→ **Description of the task**:
Extract every line below, verbatim.

───── Input rows

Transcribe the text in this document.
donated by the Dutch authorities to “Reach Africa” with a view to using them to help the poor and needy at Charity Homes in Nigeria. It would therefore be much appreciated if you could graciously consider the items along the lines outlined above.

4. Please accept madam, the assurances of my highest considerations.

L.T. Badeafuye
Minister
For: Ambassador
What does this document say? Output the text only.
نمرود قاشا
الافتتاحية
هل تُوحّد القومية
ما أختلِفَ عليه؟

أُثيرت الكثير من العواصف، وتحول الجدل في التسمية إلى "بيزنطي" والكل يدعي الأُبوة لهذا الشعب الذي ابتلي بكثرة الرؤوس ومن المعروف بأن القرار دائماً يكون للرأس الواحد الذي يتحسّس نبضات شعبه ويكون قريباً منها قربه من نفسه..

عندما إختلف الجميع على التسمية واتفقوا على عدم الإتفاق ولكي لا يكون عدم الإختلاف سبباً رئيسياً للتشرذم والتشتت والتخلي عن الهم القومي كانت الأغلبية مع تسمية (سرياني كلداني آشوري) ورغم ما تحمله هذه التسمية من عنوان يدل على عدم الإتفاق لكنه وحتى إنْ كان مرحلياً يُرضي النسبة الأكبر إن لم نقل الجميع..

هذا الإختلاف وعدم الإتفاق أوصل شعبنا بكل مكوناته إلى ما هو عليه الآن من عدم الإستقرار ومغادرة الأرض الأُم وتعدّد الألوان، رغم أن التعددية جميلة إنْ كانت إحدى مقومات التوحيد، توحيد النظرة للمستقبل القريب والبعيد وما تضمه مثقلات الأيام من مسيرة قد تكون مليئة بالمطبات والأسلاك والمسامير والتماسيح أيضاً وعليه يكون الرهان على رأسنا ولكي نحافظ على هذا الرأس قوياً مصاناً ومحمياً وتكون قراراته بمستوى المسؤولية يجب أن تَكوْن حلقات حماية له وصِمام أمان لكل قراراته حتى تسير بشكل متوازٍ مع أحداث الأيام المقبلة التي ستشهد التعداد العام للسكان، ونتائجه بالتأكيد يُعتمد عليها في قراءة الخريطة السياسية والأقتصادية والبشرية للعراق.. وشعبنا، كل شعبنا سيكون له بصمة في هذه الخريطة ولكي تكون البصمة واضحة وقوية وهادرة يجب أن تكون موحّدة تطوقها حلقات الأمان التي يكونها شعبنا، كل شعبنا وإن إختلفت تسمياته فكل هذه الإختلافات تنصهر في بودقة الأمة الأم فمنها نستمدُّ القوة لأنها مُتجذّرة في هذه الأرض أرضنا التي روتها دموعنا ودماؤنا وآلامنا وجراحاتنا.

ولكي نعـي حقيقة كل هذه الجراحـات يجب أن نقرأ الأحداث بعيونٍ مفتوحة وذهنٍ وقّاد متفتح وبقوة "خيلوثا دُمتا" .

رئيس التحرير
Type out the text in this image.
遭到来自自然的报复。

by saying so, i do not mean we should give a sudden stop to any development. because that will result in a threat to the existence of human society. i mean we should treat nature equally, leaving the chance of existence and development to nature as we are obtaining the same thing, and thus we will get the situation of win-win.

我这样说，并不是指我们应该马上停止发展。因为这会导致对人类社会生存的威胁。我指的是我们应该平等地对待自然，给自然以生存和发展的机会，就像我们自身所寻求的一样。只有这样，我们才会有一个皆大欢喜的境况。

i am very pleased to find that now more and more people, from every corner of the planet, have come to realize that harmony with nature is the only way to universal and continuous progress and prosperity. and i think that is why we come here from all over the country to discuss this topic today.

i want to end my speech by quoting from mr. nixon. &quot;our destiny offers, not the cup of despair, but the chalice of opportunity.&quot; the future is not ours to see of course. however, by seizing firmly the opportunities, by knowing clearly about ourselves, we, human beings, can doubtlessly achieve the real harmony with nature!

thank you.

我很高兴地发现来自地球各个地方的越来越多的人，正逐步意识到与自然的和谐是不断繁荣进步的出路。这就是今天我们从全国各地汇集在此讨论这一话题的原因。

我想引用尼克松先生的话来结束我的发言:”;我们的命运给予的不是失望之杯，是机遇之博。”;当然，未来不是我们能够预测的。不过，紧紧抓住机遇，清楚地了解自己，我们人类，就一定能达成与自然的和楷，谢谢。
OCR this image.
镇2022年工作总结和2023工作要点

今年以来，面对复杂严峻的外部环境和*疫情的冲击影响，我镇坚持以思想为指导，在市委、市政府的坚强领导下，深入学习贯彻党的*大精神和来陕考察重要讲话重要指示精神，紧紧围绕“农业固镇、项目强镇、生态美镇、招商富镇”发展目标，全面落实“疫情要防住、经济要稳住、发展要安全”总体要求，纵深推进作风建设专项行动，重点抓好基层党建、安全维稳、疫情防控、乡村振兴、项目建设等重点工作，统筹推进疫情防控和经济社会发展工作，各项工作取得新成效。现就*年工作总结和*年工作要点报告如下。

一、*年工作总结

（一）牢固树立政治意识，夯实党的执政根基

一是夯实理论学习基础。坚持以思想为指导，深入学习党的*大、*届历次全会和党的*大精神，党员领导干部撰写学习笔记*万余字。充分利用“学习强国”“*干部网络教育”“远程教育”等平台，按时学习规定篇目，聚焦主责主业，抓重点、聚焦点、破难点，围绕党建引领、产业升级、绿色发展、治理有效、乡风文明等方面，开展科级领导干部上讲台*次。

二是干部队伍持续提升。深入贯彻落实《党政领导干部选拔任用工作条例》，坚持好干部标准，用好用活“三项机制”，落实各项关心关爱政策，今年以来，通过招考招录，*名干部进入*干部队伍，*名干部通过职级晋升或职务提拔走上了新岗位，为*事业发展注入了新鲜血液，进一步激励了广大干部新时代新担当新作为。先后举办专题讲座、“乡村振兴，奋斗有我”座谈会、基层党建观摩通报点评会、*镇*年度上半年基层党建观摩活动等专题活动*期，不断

──────────

→ **Finished answer**:
Transcribe the text in this document.
donated by the Dutch authorities to “Reach Africa” with a view to using them to help the poor and needy at Charity Homes in Nigeria. It would therefore be much appreciated if you could graciously consider the items along the lines outlined above.

4. Please accept madam, the assurances of my highest considerations.

L.T. Badeafuye
Minister
For: Ambassador
What does this document say? Output the text only.
نمرود قاشا
الافتتاحية
هل تُوحّد القومية
ما أختلِفَ عليه؟

أُثيرت الكثير من العواصف، وتحول الجدل في التسمية إلى "بيزنطي" والكل يدعي الأُبوة لهذا الشعب الذي ابتلي بكثرة الرؤوس ومن المعروف بأن القرار دائماً يكون للرأس الواحد الذي يتحسّس نبضات شعبه ويكون قريباً منها قربه من نفسه..

عندما إختلف الجميع على التسمية واتفقوا على عدم الإتفاق ولكي لا يكون عدم الإختلاف سبباً رئيسياً للتشرذم والتشتت والتخلي عن الهم القومي كانت الأغلبية مع تسمية (سرياني كلداني آشوري) ورغم ما تحمله هذه التسمية من عنوان يدل على عدم الإتفاق لكنه وحتى إنْ كان مرحلياً يُرضي النسبة الأكبر إن لم نقل الجميع..

هذا الإختلاف وعدم الإتفاق أوصل شعبنا بكل مكوناته إلى ما هو عليه الآن من عدم الإستقرار ومغادرة الأرض الأُم وتعدّد الألوان، رغم أن التعددية جميلة إنْ كانت إحدى مقومات التوحيد، توحيد النظرة للمستقبل القريب والبعيد وما تضمه مثقلات الأيام من مسيرة قد تكون مليئة بالمطبات والأسلاك والمسامير والتماسيح أيضاً وعليه يكون الرهان على رأسنا ولكي نحافظ على هذا الرأس قوياً مصاناً ومحمياً وتكون قراراته بمستوى المسؤولية يجب أن تَكوْن حلقات حماية له وصِمام أمان لكل قراراته حتى تسير بشكل متوازٍ مع أحداث الأيام المقبلة التي ستشهد التعداد العام للسكان، ونتائجه بالتأكيد يُعتمد عليها في قراءة الخريطة السياسية والأقتصادية والبشرية للعراق.. وشعبنا، كل شعبنا سيكون له بصمة في هذه الخريطة ولكي تكون البصمة واضحة وقوية وهادرة يجب أن تكون موحّدة تطوقها حلقات الأمان التي يكونها شعبنا، كل شعبنا وإن إختلفت تسمياته فكل هذه الإختلافات تنصهر في بودقة الأمة الأم فمنها نستمدُّ القوة لأنها مُتجذّرة في هذه الأرض أرضنا التي روتها دموعنا ودماؤنا وآلامنا وجراحاتنا.

ولكي نعـي حقيقة كل هذه الجراحـات يجب أن نقرأ الأحداث بعيونٍ مفتوحة وذهنٍ وقّاد متفتح وبقوة "خيلوثا دُمتا" .

رئيس التحرير
Type out the text in this image.
遭到来自自然的报复。

by saying so, i do not mean we should give a sudden stop to any development. because that will result in a threat to the existence of human society. i mean we should treat nature equally, leaving the chance of existence and development to nature as we are obtaining the same thing, and thus we will get the situation of win-win.

我这样说，并不是指我们应该马上停止发展。因为这会导致对人类社会生存的威胁。我指的是我们应该平等地对待自然，给自然以生存和发展的机会，就像我们自身所寻求的一样。只有这样，我们才会有一个皆大欢喜的境况。

i am very pleased to find that now more and more people, from every corner of the planet, have come to realize that harmony with nature is the only way to universal and continuous progress and prosperity. and i think that is why we come here from all over the country to discuss this topic today.

i want to end my speech by quoting from mr. nixon. &quot;our destiny offers, not the cup of despair, but the chalice of opportunity.&quot; the future is not ours to see of course. however, by seizing firmly the opportunities, by knowing clearly about ourselves, we, human beings, can doubtlessly achieve the real harmony with nature!

thank you.

我很高兴地发现来自地球各个地方的越来越多的人，正逐步意识到与自然的和谐是不断繁荣进步的出路。这就是今天我们从全国各地汇集在此讨论这一话题的原因。

我想引用尼克松先生的话来结束我的发言:”;我们的命运给予的不是失望之杯，是机遇之博。”;当然，未来不是我们能够预测的。不过，紧紧抓住机遇，清楚地了解自己，我们人类，就一定能达成与自然的和楷，谢谢。
OCR this image.
镇2022年工作总结和2023工作要点

今年以来，面对复杂严峻的外部环境和*疫情的冲击影响，我镇坚持以思想为指导，在市委、市政府的坚强领导下，深入学习贯彻党的*大精神和来陕考察重要讲话重要指示精神，紧紧围绕“农业固镇、项目强镇、生态美镇、招商富镇”发展目标，全面落实“疫情要防住、经济要稳住、发展要安全”总体要求，纵深推进作风建设专项行动，重点抓好基层党建、安全维稳、疫情防控、乡村振兴、项目建设等重点工作，统筹推进疫情防控和经济社会发展工作，各项工作取得新成效。现就*年工作总结和*年工作要点报告如下。

一、*年工作总结

（一）牢固树立政治意识，夯实党的执政根基

一是夯实理论学习基础。坚持以思想为指导，深入学习党的*大、*届历次全会和党的*大精神，党员领导干部撰写学习笔记*万余字。充分利用“学习强国”“*干部网络教育”“远程教育”等平台，按时学习规定篇目，聚焦主责主业，抓重点、聚焦点、破难点，围绕党建引领、产业升级、绿色发展、治理有效、乡风文明等方面，开展科级领导干部上讲台*次。

二是干部队伍持续提升。深入贯彻落实《党政领导干部选拔任用工作条例》，坚持好干部标准，用好用活“三项机制”，落实各项关心关爱政策，今年以来，通过招考招录，*名干部进入*干部队伍，*名干部通过职级晋升或职务提拔走上了新岗位，为*事业发展注入了新鲜血液，进一步激励了广大干部新时代新担当新作为。先后举办专题讲座、“乡村振兴，奋斗有我”座谈会、基层党建观摩通报点评会、*镇*年度上半年基层党建观摩活动等专题活动*期，不断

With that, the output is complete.